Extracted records
+++

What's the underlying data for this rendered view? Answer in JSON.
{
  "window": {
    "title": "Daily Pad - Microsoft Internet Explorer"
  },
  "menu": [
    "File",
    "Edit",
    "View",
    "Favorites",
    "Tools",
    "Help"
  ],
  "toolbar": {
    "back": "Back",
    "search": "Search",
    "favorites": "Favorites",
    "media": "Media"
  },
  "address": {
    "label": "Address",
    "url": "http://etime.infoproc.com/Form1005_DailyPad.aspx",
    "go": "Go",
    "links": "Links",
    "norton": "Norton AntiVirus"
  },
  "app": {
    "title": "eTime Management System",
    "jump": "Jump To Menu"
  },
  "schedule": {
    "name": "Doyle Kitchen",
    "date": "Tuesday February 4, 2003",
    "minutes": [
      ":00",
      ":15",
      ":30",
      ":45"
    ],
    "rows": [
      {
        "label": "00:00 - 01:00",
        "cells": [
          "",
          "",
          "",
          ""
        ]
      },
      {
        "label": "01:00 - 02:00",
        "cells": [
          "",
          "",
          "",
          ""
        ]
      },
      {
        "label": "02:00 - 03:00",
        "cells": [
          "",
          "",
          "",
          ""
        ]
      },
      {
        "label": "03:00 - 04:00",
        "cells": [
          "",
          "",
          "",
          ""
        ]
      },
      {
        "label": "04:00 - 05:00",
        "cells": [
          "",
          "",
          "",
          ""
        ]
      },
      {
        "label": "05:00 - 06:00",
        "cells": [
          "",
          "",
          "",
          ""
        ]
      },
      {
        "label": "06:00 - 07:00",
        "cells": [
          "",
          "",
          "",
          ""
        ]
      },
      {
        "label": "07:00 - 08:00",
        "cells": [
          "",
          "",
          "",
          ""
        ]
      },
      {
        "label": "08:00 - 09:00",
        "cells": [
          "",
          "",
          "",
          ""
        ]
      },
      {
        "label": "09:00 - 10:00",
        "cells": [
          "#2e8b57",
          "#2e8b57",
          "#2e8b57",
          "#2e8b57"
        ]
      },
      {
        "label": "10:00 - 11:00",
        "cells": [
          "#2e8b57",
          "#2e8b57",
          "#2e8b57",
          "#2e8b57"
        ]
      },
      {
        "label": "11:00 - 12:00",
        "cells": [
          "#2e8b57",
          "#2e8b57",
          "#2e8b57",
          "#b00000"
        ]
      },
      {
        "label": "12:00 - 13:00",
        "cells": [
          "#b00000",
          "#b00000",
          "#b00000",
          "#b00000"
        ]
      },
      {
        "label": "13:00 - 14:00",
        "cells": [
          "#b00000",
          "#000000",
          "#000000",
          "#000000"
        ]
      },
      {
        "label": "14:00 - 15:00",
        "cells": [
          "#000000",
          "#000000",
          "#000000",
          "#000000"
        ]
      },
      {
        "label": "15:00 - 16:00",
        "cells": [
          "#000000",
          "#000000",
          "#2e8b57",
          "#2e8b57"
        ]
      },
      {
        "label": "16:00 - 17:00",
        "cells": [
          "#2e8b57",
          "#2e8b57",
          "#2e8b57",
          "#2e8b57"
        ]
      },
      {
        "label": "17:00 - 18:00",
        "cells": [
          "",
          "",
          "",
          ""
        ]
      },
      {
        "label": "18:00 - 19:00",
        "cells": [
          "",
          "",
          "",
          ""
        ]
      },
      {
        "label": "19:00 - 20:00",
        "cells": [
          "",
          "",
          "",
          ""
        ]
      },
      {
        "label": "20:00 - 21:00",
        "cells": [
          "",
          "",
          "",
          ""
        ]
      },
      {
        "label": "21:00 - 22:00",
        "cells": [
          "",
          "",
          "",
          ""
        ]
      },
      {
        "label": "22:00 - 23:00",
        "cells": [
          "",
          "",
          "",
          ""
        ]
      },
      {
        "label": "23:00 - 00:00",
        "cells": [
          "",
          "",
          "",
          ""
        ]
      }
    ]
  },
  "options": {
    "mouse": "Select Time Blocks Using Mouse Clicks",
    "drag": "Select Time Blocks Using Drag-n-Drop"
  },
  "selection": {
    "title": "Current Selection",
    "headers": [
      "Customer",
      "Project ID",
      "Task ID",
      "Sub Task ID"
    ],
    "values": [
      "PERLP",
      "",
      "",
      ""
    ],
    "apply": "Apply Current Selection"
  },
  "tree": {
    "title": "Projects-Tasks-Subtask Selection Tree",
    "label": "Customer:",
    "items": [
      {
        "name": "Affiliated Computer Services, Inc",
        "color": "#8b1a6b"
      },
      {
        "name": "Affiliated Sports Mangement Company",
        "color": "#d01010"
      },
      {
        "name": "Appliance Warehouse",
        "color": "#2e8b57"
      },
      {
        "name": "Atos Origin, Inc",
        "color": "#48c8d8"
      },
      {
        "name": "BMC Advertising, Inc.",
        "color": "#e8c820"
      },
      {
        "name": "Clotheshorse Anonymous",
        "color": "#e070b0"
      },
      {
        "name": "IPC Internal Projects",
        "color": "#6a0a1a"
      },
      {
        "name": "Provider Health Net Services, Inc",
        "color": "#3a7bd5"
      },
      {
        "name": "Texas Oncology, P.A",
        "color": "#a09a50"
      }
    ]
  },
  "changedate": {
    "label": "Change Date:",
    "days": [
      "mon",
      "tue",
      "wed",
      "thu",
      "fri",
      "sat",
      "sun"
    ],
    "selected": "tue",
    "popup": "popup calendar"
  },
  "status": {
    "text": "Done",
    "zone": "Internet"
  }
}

+++

WHAT TO PRODUCE – Set the data down again in full, exactly as given.

YOUR SOLUTION –
What's the underlying data for this rendered view? Answer in JSON.
{
  "window": {
    "title": "Daily Pad - Microsoft Internet Explorer"
  },
  "menu": [
    "File",
    "Edit",
    "View",
    "Favorites",
    "Tools",
    "Help"
  ],
  "toolbar": {
    "back": "Back",
    "search": "Search",
    "favorites": "Favorites",
    "media": "Media"
  },
  "address": {
    "label": "Address",
    "url": "http://etime.infoproc.com/Form1005_DailyPad.aspx",
    "go": "Go",
    "links": "Links",
    "norton": "Norton AntiVirus"
  },
  "app": {
    "title": "eTime Management System",
    "jump": "Jump To Menu"
  },
  "schedule": {
    "name": "Doyle Kitchen",
    "date": "Tuesday February 4, 2003",
    "minutes": [
      ":00",
      ":15",
      ":30",
      ":45"
    ],
    "rows": [
      {
        "label": "00:00 - 01:00",
        "cells": [
          "",
          "",
          "",
          ""
        ]
      },
      {
        "label": "01:00 - 02:00",
        "cells": [
          "",
          "",
          "",
          ""
        ]
      },
      {
        "label": "02:00 - 03:00",
        "cells": [
          "",
          "",
          "",
          ""
        ]
      },
      {
        "label": "03:00 - 04:00",
        "cells": [
          "",
          "",
          "",
          ""
        ]
      },
      {
        "label": "04:00 - 05:00",
        "cells": [
          "",
          "",
          "",
          ""
        ]
      },
      {
        "label": "05:00 - 06:00",
        "cells": [
          "",
          "",
          "",
          ""
        ]
      },
      {
        "label": "06:00 - 07:00",
        "cells": [
          "",
          "",
          "",
          ""
        ]
      },
      {
        "label": "07:00 - 08:00",
        "cells": [
          "",
          "",
          "",
          ""
        ]
      },
      {
        "label": "08:00 - 09:00",
        "cells": [
          "",
          "",
          "",
          ""
        ]
      },
      {
        "label": "09:00 - 10:00",
        "cells": [
          "#2e8b57",
          "#2e8b57",
          "#2e8b57",
          "#2e8b57"
        ]
      },
      {
        "label": "10:00 - 11:00",
        "cells": [
          "#2e8b57",
          "#2e8b57",
          "#2e8b57",
          "#2e8b57"
        ]
      },
      {
        "label": "11:00 - 12:00",
        "cells": [
          "#2e8b57",
          "#2e8b57",
          "#2e8b57",
          "#b00000"
        ]
      },
      {
        "label": "12:00 - 13:00",
        "cells": [
          "#b00000",
          "#b00000",
          "#b00000",
          "#b00000"
        ]
      },
      {
        "label": "13:00 - 14:00",
        "cells": [
          "#b00000",
          "#000000",
          "#000000",
          "#000000"
        ]
      },
      {
        "label": "14:00 - 15:00",
        "cells": [
          "#000000",
          "#000000",
          "#000000",
          "#000000"
        ]
      },
      {
        "label": "15:00 - 16:00",
        "cells": [
          "#000000",
          "#000000",
          "#2e8b57",
          "#2e8b57"
        ]
      },
      {
        "label": "16:00 - 17:00",
        "cells": [
          "#2e8b57",
          "#2e8b57",
          "#2e8b57",
          "#2e8b57"
        ]
      },
      {
        "label": "17:00 - 18:00",
        "cells": [
          "",
          "",
          "",
          ""
        ]
      },
      {
        "label": "18:00 - 19:00",
        "cells": [
          "",
          "",
          "",
          ""
        ]
      },
      {
        "label": "19:00 - 20:00",
        "cells": [
          "",
          "",
          "",
          ""
        ]
      },
      {
        "label": "20:00 - 21:00",
        "cells": [
          "",
          "",
          "",
          ""
        ]
      },
      {
        "label": "21:00 - 22:00",
        "cells": [
          "",
          "",
          "",
          ""
        ]
      },
      {
        "label": "22:00 - 23:00",
        "cells": [
          "",
          "",
          "",
          ""
        ]
      },
      {
        "label": "23:00 - 00:00",
        "cells": [
          "",
          "",
          "",
          ""
        ]
      }
    ]
  },
  "options": {
    "mouse": "Select Time Blocks Using Mouse Clicks",
    "drag": "Select Time Blocks Using Drag-n-Drop"
  },
  "selection": {
    "title": "Current Selection",
    "headers": [
      "Customer",
      "Project ID",
      "Task ID",
      "Sub Task ID"
    ],
    "values": [
      "PERLP",
      "",
      "",
      ""
    ],
    "apply": "Apply Current Selection"
  },
  "tree": {
    "title": "Projects-Tasks-Subtask Selection Tree",
    "label": "Customer:",
    "items": [
      {
        "name": "Affiliated Computer Services, Inc",
        "color": "#8b1a6b"
      },
      {
        "name": "Affiliated Sports Mangement Company",
        "color": "#d01010"
      },
      {
        "name": "Appliance Warehouse",
        "color": "#2e8b57"
      },
      {
        "name": "Atos Origin, Inc",
        "color": "#48c8d8"
      },
      {
        "name": "BMC Advertising, Inc.",
        "color": "#e8c820"
      },
      {
        "name": "Clotheshorse Anonymous",
        "color": "#e070b0"
      },
      {
        "name": "IPC Internal Projects",
        "color": "#6a0a1a"
      },
      {
        "name": "Provider Health Net Services, Inc",
        "color": "#3a7bd5"
      },
      {
        "name": "Texas Oncology, P.A",
        "color": "#a09a50"
      }
    ]
  },
  "changedate": {
    "label": "Change Date:",
    "days": [
      "mon",
      "tue",
      "wed",
      "thu",
      "fri",
      "sat",
      "sun"
    ],
    "selected": "tue",
    "popup": "popup calendar"
  },
  "status": {
    "text": "Done",
    "zone": "Internet"
  }
}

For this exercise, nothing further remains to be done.